What the task asks » Search the material below for the word "with" and copy every line in which it occurs.

** begin Given records **

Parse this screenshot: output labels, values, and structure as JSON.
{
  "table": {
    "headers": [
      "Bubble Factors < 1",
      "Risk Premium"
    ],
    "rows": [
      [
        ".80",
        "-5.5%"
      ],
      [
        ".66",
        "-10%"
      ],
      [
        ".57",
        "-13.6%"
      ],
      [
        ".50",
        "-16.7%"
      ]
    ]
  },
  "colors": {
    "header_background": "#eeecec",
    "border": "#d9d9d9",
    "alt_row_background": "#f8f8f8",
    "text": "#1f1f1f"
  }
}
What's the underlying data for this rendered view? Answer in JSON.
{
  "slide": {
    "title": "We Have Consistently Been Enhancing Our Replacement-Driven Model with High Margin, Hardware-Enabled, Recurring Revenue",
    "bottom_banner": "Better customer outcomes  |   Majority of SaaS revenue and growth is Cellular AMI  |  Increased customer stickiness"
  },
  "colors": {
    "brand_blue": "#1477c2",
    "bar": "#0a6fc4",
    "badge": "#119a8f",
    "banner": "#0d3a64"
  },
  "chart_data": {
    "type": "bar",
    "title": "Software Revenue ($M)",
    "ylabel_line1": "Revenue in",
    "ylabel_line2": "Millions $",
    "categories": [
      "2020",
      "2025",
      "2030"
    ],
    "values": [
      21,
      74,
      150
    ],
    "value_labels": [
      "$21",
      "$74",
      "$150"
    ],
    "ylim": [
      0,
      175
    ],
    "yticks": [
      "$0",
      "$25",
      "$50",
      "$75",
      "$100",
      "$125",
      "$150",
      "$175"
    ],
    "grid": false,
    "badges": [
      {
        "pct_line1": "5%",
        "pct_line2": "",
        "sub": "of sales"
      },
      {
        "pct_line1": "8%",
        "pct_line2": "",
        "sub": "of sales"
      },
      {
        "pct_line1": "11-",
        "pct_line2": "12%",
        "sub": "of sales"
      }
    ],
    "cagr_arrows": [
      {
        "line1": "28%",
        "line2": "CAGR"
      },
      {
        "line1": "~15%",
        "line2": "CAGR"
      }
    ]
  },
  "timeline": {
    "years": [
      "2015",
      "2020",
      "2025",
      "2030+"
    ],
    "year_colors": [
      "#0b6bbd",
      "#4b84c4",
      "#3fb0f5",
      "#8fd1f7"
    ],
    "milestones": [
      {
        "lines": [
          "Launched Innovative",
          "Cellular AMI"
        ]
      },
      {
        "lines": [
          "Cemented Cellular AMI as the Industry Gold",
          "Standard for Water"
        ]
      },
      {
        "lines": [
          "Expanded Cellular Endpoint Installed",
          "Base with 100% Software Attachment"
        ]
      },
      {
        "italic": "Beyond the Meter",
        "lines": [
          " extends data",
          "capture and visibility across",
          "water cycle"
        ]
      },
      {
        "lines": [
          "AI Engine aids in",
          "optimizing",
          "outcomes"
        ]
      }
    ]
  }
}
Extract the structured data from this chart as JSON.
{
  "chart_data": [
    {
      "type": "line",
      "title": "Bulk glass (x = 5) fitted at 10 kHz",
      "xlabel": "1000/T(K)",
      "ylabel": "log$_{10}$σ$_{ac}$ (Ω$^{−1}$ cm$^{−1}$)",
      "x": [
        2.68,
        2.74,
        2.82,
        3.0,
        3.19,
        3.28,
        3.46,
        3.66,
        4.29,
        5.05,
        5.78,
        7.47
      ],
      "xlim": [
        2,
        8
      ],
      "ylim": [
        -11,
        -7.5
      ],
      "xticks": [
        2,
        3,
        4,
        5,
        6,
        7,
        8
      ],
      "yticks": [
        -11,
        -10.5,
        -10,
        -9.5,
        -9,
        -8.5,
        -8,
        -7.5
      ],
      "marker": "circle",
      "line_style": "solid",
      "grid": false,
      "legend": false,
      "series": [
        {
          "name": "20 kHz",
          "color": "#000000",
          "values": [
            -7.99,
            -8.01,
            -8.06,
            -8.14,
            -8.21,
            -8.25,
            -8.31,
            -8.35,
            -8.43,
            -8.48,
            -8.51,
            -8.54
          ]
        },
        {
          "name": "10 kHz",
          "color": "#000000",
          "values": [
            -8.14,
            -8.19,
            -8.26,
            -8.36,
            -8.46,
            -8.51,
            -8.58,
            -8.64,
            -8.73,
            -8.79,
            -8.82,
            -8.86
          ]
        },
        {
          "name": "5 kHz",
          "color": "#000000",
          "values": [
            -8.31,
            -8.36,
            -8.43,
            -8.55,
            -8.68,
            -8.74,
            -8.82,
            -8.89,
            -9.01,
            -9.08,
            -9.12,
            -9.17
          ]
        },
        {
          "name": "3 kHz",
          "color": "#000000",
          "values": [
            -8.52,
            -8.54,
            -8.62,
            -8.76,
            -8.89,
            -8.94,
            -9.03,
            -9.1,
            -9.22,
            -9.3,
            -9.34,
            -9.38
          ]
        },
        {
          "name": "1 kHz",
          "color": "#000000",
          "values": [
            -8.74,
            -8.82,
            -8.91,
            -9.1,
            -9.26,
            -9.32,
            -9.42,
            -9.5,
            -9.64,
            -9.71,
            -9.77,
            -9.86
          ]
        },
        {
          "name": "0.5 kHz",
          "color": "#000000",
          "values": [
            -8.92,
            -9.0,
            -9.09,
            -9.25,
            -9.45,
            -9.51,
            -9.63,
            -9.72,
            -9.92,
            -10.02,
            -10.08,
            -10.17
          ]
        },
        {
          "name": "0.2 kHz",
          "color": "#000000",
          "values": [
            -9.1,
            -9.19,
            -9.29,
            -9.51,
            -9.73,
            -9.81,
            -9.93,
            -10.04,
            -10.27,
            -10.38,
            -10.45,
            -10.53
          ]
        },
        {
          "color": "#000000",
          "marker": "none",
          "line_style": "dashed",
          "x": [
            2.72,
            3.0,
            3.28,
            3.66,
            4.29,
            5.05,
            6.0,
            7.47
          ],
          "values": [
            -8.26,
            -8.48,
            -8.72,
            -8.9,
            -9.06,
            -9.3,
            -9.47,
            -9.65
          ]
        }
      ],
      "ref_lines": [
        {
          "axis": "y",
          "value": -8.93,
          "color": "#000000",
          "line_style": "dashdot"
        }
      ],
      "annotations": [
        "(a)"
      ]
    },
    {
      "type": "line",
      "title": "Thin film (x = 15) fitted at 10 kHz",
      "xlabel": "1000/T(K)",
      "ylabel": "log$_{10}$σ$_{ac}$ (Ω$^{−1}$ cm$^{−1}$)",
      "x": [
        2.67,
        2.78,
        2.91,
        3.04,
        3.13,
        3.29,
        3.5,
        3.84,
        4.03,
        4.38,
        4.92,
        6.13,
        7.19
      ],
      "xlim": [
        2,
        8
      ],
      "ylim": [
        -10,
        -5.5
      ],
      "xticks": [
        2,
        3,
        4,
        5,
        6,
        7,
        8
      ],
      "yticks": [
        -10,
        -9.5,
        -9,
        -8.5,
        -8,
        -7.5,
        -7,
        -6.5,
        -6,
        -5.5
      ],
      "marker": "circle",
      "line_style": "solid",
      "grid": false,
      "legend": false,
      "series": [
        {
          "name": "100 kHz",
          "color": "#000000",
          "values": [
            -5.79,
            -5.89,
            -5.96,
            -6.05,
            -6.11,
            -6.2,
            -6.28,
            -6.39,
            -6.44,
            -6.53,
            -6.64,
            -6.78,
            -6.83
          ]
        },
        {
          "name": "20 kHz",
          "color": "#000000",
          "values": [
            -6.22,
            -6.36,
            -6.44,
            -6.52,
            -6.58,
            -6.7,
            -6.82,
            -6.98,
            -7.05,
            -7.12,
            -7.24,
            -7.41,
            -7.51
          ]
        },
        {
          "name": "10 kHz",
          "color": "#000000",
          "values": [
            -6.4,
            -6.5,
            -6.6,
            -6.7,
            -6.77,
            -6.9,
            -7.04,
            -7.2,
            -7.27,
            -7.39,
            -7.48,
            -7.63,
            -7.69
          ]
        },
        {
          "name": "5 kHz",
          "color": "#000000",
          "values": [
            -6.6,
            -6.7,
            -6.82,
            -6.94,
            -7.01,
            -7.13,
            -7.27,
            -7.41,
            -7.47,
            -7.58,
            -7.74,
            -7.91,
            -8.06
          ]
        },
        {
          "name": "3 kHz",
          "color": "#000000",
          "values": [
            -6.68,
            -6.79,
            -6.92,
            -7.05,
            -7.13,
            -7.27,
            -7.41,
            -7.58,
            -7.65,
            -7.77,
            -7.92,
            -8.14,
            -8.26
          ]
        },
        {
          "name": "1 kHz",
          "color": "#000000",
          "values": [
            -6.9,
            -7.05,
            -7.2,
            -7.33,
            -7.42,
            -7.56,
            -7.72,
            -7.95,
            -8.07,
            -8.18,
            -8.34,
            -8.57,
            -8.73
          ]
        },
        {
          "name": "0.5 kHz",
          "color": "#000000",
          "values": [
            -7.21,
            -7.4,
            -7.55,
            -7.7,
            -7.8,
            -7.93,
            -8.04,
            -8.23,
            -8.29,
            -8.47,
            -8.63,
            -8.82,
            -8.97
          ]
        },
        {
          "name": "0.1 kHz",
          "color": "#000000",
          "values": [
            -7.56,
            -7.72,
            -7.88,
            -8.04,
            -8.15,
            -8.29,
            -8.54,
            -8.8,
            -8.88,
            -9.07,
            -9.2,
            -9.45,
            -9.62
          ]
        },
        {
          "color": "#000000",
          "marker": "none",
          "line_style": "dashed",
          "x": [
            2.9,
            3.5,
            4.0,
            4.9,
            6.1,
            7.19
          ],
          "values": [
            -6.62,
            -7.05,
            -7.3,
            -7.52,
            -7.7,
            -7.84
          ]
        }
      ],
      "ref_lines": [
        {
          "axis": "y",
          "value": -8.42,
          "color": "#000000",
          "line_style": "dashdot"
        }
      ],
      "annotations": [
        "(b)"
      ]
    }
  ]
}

** end Given records **

Response to this exercise »
    "title": "We Have Consistently Been Enhancing Our Replacement-Driven Model with High Margin, Hardware-Enabled, Recurring Revenue",
          "Base with 100% Software Attachment"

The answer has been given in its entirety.